TEXT PROVIDED:

In the various decades and the various areas I have stayed in the development of the city I have seen the first paving of roads as Madan Mohon  Basak road transformed from a bed of brick chips to a broad swathe of asphalt, along with others in that area and elsewhere north of the railway tracks. Speaking of the railways , the railway canteen  of Sorabjee's at the Phulbaria railway station was a good place for dining out, as were the ‘cabins’ of Sadarghat, where cutlets-prawn or chicken-were a prime attraction. Then came the Chinese restaurants, first Cafe China and then Chu Chin Chow. This ‘Chinese’ revolution has brought about by now the highly popular concept of eating out in a Chinese restaurant. The Gulistan building housed the Chu Chin Chow, and Gulistan cinema hall itself, which was in the fifties the largest and the first and only air-conditioned cinema hall.

One of our principal recreations in our younger days was to loiter around in that novel market place, the New Market, the first example of a shopping mall in our country. In the evenings a saunter around the New Market, mostly to ogle at women and sometimes to browse in book shops. And then an hour or more of chatting at a tea shop. The chatting is one institution, present also in the neighbouring metropolis of Calcutta, which is most importantly an instrument of cathartic release. All the pent up emotions that the average Dhaka  dweller builds up in the course of his daily Odyssey, careering between  the Scylla of chronic shortages and the Charybdis of chaos rampant, while clinging on to an overcrowded minibus, are poured out in the Homeric epic of the chatting. The daily chatting acts as an emotional armour which protest the participant against the slings and arrows of outrageous urban life. The range of chatting is as vast the city and as small as the closed circle of cronies. From street corners and the tea-stalls there, to the private clubs such as the Dhaka club, and in between the two extremes are the tea shops in the markets and the educational institutions, these are the locales of the Dhaka citizen for his marathon talkfests.

WHAT THIS EXERCISE ASKS:
[A] Using the Dhaka passage, decide whether each statement agrees with it: (i) Cafe China opened before Chu Chin Chow; (ii) in the fifties, Gulistan cinema hall was the only air-conditioned cinema hall; (iii) the New Market was the second shopping mall in the country. For each, answer yes or no and quote the deciding words.
[B] According to the Dhaka passage, where was Sorabjee's railway canteen located?
[C] Echo the Dhaka passage from "In the various" up to and including "air-conditioned cinema hall.".

Item position entries:
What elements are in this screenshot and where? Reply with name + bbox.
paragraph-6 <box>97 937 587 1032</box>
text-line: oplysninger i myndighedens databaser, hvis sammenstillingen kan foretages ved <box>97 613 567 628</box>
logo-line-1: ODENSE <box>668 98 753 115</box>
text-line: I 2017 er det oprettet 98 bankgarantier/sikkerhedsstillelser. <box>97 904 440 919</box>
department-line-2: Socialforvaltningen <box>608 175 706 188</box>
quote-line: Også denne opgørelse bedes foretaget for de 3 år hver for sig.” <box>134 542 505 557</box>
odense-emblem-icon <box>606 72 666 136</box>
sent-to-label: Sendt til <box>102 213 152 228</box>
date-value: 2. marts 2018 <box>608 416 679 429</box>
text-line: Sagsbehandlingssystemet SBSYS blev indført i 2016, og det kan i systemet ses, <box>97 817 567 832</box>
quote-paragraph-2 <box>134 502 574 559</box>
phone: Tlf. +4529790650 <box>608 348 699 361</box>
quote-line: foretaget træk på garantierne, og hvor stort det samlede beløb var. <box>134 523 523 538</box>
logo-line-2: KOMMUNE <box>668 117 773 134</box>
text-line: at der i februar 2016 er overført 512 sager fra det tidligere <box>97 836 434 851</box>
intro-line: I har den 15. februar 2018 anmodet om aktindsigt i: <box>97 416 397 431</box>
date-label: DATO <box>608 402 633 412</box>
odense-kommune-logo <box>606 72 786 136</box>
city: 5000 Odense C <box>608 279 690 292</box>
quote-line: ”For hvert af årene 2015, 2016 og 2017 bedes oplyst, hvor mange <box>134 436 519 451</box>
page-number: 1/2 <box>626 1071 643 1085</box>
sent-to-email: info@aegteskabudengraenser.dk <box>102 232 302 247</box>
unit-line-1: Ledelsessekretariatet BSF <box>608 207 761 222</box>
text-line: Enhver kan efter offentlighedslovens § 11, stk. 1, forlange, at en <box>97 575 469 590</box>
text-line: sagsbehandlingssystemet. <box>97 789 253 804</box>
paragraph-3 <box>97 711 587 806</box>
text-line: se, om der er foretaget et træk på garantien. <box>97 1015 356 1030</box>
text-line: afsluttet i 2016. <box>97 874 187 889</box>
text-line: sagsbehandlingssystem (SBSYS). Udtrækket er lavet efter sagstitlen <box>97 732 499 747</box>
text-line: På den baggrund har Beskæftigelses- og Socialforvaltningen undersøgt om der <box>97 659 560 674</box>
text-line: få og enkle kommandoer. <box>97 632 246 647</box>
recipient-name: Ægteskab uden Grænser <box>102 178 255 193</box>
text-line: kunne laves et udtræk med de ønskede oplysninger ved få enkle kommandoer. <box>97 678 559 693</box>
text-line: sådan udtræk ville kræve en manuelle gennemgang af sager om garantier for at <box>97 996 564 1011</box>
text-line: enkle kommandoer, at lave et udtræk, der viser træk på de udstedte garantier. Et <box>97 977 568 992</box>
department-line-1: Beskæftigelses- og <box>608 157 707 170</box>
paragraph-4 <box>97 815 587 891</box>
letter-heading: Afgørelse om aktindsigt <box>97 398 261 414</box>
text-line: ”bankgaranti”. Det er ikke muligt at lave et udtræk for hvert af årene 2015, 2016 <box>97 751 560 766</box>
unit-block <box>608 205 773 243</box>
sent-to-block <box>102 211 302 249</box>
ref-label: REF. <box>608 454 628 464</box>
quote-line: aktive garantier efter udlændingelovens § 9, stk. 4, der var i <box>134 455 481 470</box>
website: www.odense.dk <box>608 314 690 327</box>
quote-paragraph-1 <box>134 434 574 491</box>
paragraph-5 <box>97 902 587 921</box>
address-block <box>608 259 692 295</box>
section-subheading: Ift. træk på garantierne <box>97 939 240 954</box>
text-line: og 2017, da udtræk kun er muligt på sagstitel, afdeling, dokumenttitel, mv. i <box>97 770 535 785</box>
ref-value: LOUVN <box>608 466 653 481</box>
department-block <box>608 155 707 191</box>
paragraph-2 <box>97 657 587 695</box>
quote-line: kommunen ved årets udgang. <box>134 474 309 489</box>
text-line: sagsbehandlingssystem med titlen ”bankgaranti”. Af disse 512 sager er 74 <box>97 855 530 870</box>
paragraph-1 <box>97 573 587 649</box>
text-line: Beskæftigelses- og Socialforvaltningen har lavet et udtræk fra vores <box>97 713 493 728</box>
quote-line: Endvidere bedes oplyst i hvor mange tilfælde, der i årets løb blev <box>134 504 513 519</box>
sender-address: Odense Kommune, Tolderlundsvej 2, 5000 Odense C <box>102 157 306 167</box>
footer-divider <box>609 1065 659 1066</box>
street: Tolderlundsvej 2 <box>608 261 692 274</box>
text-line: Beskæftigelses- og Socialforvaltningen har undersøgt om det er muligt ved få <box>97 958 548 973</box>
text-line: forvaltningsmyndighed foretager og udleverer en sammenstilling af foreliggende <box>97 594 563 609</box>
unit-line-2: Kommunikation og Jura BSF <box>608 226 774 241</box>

RESULTS:
[A]
(i) Yes: "first Cafe China and then Chu Chin Chow"
(ii) Yes: "in the fifties the largest and the first and only air-conditioned cinema hall"
(iii) No: "the first example of a shopping mall in our country"

[B] At the Phulbaria railway station.

[C]
In the various decades and the various areas I have stayed in the development of the city I have seen the first paving of roads as Madan Mohon  Basak road transformed from a bed of brick chips to a broad swathe of asphalt, along with others in that area and elsewhere north of the railway tracks. Speaking of the railways , the railway canteen  of Sorabjee's at the Phulbaria railway station was a good place for dining out, as were the ‘cabins’ of Sadarghat, where cutlets-prawn or chicken-were a prime attraction. Then came the Chinese restaurants, first Cafe China and then Chu Chin Chow. This ‘Chinese’ revolution has brought about by now the highly popular concept of eating out in a Chinese restaurant. The Gulistan building housed the Chu Chin Chow, and Gulistan cinema hall itself, which was in the fifties the largest and the first and only air-conditioned cinema hall.